[Figure collection entries]

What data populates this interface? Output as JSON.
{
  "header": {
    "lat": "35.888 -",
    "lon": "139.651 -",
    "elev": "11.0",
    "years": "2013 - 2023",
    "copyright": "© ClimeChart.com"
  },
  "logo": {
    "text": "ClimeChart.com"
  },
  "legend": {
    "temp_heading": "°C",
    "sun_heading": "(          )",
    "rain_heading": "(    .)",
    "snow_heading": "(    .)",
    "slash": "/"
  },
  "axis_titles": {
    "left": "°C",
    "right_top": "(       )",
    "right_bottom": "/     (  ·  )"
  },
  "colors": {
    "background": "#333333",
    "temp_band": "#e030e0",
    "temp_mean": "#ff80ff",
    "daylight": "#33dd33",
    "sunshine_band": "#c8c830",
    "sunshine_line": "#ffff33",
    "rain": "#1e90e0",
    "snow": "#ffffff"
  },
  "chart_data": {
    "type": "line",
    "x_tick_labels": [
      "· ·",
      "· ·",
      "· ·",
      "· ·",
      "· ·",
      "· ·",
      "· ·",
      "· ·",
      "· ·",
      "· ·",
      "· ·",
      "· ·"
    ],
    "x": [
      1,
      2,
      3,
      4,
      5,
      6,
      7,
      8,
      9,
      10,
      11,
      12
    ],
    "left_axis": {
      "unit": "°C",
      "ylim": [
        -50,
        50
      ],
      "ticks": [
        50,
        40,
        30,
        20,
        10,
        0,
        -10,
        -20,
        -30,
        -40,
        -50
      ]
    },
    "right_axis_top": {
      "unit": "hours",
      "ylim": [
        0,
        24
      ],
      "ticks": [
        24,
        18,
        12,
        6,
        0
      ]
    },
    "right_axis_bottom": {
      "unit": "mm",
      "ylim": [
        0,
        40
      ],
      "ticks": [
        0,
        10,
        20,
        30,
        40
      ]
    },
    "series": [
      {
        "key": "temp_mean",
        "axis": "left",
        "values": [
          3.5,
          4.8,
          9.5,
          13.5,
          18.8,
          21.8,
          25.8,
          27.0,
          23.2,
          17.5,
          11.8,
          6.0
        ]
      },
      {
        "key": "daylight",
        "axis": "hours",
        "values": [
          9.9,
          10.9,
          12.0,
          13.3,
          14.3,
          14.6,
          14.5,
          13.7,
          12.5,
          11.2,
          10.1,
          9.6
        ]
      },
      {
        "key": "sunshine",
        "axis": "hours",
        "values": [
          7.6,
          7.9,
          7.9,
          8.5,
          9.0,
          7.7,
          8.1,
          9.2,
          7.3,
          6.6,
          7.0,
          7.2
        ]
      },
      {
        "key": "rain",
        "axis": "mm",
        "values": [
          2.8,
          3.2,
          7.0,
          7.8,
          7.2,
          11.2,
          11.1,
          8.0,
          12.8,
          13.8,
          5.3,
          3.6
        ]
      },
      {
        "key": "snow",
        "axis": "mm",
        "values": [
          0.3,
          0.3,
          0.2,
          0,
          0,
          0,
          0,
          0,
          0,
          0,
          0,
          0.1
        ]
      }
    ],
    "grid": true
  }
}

▸ **The problem**: Every line of the records above needs to be given again exactly.

▸ **Answer to the task**:
What data populates this interface? Output as JSON.
{
  "header": {
    "lat": "35.888 -",
    "lon": "139.651 -",
    "elev": "11.0",
    "years": "2013 - 2023",
    "copyright": "© ClimeChart.com"
  },
  "logo": {
    "text": "ClimeChart.com"
  },
  "legend": {
    "temp_heading": "°C",
    "sun_heading": "(          )",
    "rain_heading": "(    .)",
    "snow_heading": "(    .)",
    "slash": "/"
  },
  "axis_titles": {
    "left": "°C",
    "right_top": "(       )",
    "right_bottom": "/     (  ·  )"
  },
  "colors": {
    "background": "#333333",
    "temp_band": "#e030e0",
    "temp_mean": "#ff80ff",
    "daylight": "#33dd33",
    "sunshine_band": "#c8c830",
    "sunshine_line": "#ffff33",
    "rain": "#1e90e0",
    "snow": "#ffffff"
  },
  "chart_data": {
    "type": "line",
    "x_tick_labels": [
      "· ·",
      "· ·",
      "· ·",
      "· ·",
      "· ·",
      "· ·",
      "· ·",
      "· ·",
      "· ·",
      "· ·",
      "· ·",
      "· ·"
    ],
    "x": [
      1,
      2,
      3,
      4,
      5,
      6,
      7,
      8,
      9,
      10,
      11,
      12
    ],
    "left_axis": {
      "unit": "°C",
      "ylim": [
        -50,
        50
      ],
      "ticks": [
        50,
        40,
        30,
        20,
        10,
        0,
        -10,
        -20,
        -30,
        -40,
        -50
      ]
    },
    "right_axis_top": {
      "unit": "hours",
      "ylim": [
        0,
        24
      ],
      "ticks": [
        24,
        18,
        12,
        6,
        0
      ]
    },
    "right_axis_bottom": {
      "unit": "mm",
      "ylim": [
        0,
        40
      ],
      "ticks": [
        0,
        10,
        20,
        30,
        40
      ]
    },
    "series": [
      {
        "key": "temp_mean",
        "axis": "left",
        "values": [
          3.5,
          4.8,
          9.5,
          13.5,
          18.8,
          21.8,
          25.8,
          27.0,
          23.2,
          17.5,
          11.8,
          6.0
        ]
      },
      {
        "key": "daylight",
        "axis": "hours",
        "values": [
          9.9,
          10.9,
          12.0,
          13.3,
          14.3,
          14.6,
          14.5,
          13.7,
          12.5,
          11.2,
          10.1,
          9.6
        ]
      },
      {
        "key": "sunshine",
        "axis": "hours",
        "values": [
          7.6,
          7.9,
          7.9,
          8.5,
          9.0,
          7.7,
          8.1,
          9.2,
          7.3,
          6.6,
          7.0,
          7.2
        ]
      },
      {
        "key": "rain",
        "axis": "mm",
        "values": [
          2.8,
          3.2,
          7.0,
          7.8,
          7.2,
          11.2,
          11.1,
          8.0,
          12.8,
          13.8,
          5.3,
          3.6
        ]
      },
      {
        "key": "snow",
        "axis": "mm",
        "values": [
          0.3,
          0.3,
          0.2,
          0,
          0,
          0,
          0,
          0,
          0,
          0,
          0,
          0.1
        ]
      }
    ],
    "grid": true
  }
}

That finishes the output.